WHAT YOU SHOULD DO => Tally the lines in the records underneath that contain the string "Plant", and state the figure by itself.

Records about charts and figures =>
---------------
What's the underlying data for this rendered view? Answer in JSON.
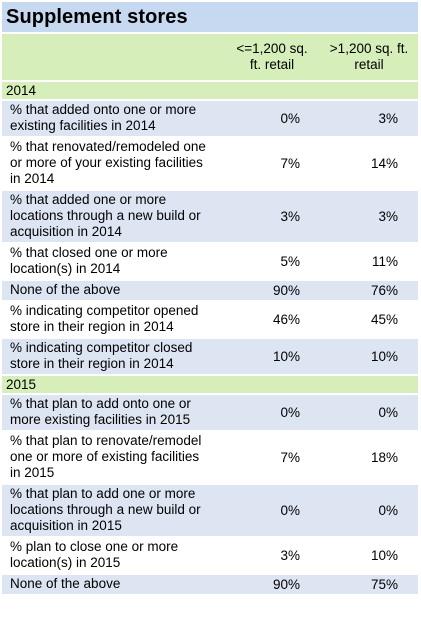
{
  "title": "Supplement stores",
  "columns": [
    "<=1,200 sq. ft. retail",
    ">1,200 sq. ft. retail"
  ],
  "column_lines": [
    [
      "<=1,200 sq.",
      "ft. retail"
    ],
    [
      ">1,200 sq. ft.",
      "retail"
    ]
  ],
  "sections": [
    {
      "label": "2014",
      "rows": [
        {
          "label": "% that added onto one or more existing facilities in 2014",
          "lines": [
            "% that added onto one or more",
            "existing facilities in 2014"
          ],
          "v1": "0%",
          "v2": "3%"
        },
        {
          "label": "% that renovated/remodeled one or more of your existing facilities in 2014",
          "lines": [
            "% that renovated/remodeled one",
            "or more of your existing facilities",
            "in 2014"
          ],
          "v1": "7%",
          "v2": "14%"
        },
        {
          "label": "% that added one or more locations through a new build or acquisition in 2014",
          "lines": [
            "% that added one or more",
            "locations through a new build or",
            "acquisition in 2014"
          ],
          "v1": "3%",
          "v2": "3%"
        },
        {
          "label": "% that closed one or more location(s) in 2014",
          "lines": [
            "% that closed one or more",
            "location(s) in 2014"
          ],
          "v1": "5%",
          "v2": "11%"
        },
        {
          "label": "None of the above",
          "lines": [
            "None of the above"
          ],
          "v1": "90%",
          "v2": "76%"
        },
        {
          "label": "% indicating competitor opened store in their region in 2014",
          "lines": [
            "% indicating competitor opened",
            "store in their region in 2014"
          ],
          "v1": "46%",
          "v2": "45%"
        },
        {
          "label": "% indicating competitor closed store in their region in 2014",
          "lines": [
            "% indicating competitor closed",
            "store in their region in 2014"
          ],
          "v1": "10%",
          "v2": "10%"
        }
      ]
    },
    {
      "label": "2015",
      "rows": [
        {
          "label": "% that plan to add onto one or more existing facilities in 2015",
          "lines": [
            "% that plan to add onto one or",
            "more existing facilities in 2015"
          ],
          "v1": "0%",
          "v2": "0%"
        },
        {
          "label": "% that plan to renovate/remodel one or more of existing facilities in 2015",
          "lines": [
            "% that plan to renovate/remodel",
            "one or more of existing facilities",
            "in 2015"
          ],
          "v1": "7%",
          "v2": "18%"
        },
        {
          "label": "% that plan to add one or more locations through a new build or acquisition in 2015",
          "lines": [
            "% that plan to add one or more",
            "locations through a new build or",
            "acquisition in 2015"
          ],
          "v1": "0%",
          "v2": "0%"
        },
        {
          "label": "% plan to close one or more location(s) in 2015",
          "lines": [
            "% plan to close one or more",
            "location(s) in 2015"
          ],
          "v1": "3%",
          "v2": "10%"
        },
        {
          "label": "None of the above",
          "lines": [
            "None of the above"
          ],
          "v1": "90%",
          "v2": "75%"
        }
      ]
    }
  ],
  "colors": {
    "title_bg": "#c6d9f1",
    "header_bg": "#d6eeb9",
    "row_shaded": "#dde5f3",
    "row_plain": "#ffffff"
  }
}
---------------
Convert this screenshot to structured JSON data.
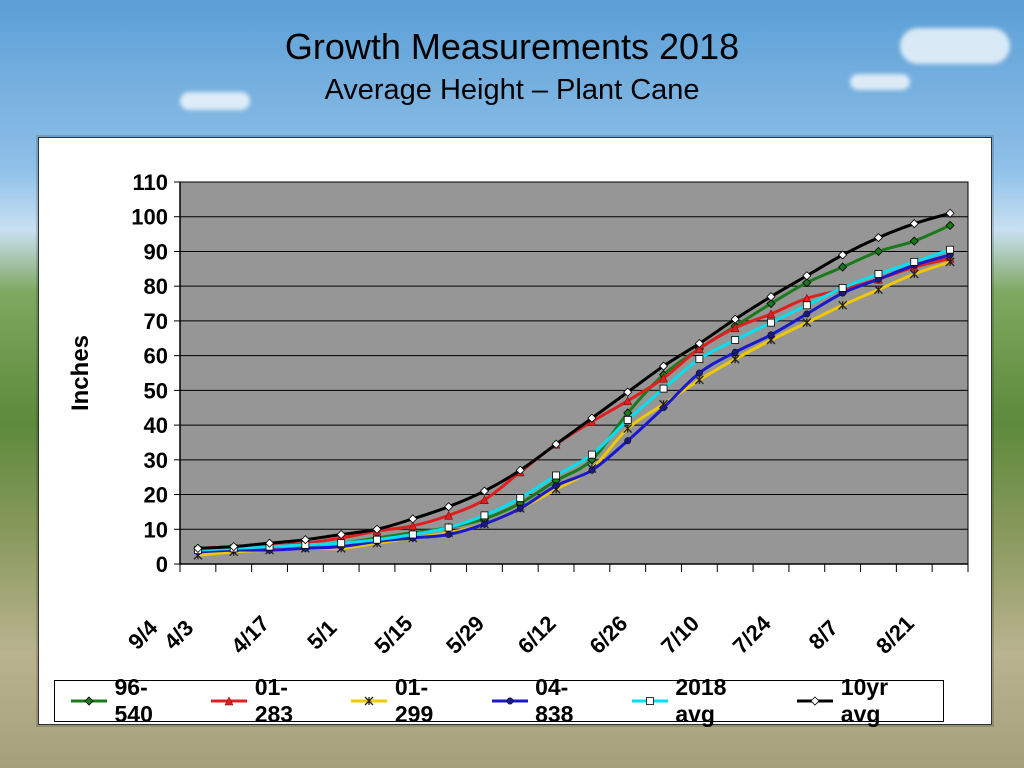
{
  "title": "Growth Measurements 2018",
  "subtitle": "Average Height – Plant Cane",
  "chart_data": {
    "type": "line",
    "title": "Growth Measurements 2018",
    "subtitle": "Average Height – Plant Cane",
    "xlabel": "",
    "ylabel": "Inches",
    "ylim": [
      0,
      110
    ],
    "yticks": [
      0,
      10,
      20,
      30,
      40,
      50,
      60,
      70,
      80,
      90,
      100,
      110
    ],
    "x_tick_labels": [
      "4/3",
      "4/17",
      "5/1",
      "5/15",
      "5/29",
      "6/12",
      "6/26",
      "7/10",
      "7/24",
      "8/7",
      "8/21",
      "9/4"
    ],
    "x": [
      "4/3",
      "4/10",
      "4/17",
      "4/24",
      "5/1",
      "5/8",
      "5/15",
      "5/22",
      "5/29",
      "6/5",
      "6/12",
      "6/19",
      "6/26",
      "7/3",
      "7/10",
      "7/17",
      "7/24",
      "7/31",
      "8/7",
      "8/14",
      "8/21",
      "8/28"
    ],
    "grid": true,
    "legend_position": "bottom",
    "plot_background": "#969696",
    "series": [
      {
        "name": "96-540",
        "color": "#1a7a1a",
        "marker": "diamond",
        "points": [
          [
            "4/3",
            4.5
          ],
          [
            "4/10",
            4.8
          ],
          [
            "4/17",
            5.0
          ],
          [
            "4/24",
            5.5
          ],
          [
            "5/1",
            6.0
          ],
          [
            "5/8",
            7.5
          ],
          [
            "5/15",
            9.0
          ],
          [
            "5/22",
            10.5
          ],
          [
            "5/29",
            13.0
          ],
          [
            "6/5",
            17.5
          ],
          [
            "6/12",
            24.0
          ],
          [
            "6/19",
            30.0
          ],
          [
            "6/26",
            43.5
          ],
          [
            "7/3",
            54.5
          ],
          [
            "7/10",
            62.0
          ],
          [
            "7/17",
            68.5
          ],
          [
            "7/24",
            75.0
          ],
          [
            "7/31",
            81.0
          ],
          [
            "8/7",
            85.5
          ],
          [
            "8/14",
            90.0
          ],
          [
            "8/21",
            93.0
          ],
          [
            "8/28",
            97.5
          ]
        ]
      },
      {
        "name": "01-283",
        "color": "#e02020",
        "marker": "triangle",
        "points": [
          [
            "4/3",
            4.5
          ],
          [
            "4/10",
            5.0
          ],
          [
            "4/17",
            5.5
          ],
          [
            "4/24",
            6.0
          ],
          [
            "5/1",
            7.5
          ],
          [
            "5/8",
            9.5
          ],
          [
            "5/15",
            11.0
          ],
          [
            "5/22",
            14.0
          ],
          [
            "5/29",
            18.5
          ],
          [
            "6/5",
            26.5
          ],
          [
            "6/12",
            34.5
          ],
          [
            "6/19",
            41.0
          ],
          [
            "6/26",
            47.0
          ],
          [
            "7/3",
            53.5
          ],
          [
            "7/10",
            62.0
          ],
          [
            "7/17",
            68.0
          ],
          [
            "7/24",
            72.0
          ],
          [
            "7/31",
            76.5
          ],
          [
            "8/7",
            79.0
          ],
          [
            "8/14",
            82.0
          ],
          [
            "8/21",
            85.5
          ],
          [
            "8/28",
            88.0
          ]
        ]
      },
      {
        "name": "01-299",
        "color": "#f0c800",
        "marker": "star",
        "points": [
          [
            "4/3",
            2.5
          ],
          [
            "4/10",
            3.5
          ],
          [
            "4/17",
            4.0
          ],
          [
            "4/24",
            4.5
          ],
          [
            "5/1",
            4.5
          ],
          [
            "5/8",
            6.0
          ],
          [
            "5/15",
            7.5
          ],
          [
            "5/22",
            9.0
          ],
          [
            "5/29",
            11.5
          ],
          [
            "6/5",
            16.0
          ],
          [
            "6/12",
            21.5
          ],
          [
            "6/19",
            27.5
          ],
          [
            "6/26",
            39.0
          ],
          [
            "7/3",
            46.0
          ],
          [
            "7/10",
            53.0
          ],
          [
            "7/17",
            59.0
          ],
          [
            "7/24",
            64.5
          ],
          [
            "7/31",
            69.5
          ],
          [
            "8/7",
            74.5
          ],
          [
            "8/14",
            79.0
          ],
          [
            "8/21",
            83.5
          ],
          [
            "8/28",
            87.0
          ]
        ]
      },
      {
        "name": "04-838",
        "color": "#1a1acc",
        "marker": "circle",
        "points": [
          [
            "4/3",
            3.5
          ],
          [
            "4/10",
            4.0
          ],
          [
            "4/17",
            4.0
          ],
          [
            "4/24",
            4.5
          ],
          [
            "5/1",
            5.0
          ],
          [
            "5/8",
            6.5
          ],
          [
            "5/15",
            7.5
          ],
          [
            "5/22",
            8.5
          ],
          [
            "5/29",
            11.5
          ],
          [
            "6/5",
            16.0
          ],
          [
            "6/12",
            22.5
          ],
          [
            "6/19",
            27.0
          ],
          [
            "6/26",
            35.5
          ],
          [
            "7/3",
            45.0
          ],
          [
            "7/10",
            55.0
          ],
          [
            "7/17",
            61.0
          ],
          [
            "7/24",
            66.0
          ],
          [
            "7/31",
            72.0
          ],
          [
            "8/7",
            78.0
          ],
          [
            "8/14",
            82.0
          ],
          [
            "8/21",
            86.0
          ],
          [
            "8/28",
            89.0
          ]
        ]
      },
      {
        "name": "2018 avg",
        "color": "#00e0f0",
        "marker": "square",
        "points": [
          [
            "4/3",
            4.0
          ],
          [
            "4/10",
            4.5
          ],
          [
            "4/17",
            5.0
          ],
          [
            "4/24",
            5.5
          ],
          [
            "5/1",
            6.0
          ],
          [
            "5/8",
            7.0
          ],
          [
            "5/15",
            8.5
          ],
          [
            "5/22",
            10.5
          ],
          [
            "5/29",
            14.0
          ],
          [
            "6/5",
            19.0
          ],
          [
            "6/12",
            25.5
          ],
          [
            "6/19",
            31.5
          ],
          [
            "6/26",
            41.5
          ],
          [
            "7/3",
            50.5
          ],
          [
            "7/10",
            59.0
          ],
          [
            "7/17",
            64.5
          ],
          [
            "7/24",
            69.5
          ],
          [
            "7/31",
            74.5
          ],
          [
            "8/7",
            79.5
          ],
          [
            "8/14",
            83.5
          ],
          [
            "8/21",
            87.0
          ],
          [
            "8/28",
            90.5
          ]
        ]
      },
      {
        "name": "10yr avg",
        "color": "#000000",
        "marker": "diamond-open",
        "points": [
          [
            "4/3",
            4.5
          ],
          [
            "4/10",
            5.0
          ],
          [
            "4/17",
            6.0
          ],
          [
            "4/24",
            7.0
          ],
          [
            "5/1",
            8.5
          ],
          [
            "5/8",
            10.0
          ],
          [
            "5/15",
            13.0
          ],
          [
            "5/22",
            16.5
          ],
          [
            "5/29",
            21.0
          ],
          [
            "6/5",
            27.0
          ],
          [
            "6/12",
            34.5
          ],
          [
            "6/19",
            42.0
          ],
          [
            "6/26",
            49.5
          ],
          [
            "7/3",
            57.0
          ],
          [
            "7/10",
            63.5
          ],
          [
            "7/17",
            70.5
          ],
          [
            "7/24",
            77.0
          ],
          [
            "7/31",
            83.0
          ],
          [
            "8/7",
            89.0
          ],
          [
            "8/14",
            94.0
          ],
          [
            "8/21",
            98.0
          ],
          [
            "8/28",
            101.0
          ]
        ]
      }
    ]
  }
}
---------------
RESPONSE BELOW => 2